SOURCE RECORDS:
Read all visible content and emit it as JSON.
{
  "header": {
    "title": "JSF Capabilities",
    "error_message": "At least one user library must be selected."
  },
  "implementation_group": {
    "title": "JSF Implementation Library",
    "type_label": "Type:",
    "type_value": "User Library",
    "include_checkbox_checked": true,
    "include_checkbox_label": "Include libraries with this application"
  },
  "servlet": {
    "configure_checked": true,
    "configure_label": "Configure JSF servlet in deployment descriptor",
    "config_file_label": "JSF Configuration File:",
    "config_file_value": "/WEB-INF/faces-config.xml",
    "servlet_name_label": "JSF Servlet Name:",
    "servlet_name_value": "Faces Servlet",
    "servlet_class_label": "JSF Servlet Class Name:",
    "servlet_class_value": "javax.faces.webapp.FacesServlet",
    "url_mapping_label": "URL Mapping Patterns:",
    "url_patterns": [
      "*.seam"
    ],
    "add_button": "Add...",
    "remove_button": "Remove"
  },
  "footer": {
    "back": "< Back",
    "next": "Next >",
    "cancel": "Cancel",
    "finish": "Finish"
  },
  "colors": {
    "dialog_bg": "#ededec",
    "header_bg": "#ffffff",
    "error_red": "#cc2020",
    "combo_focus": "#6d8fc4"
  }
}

AIM OF THE EXERCISE: Repeat the data above, word for word.

RESPONSE BELOW:
Read all visible content and emit it as JSON.
{
  "header": {
    "title": "JSF Capabilities",
    "error_message": "At least one user library must be selected."
  },
  "implementation_group": {
    "title": "JSF Implementation Library",
    "type_label": "Type:",
    "type_value": "User Library",
    "include_checkbox_checked": true,
    "include_checkbox_label": "Include libraries with this application"
  },
  "servlet": {
    "configure_checked": true,
    "configure_label": "Configure JSF servlet in deployment descriptor",
    "config_file_label": "JSF Configuration File:",
    "config_file_value": "/WEB-INF/faces-config.xml",
    "servlet_name_label": "JSF Servlet Name:",
    "servlet_name_value": "Faces Servlet",
    "servlet_class_label": "JSF Servlet Class Name:",
    "servlet_class_value": "javax.faces.webapp.FacesServlet",
    "url_mapping_label": "URL Mapping Patterns:",
    "url_patterns": [
      "*.seam"
    ],
    "add_button": "Add...",
    "remove_button": "Remove"
  },
  "footer": {
    "back": "< Back",
    "next": "Next >",
    "cancel": "Cancel",
    "finish": "Finish"
  },
  "colors": {
    "dialog_bg": "#ededec",
    "header_bg": "#ffffff",
    "error_red": "#cc2020",
    "combo_focus": "#6d8fc4"
  }
}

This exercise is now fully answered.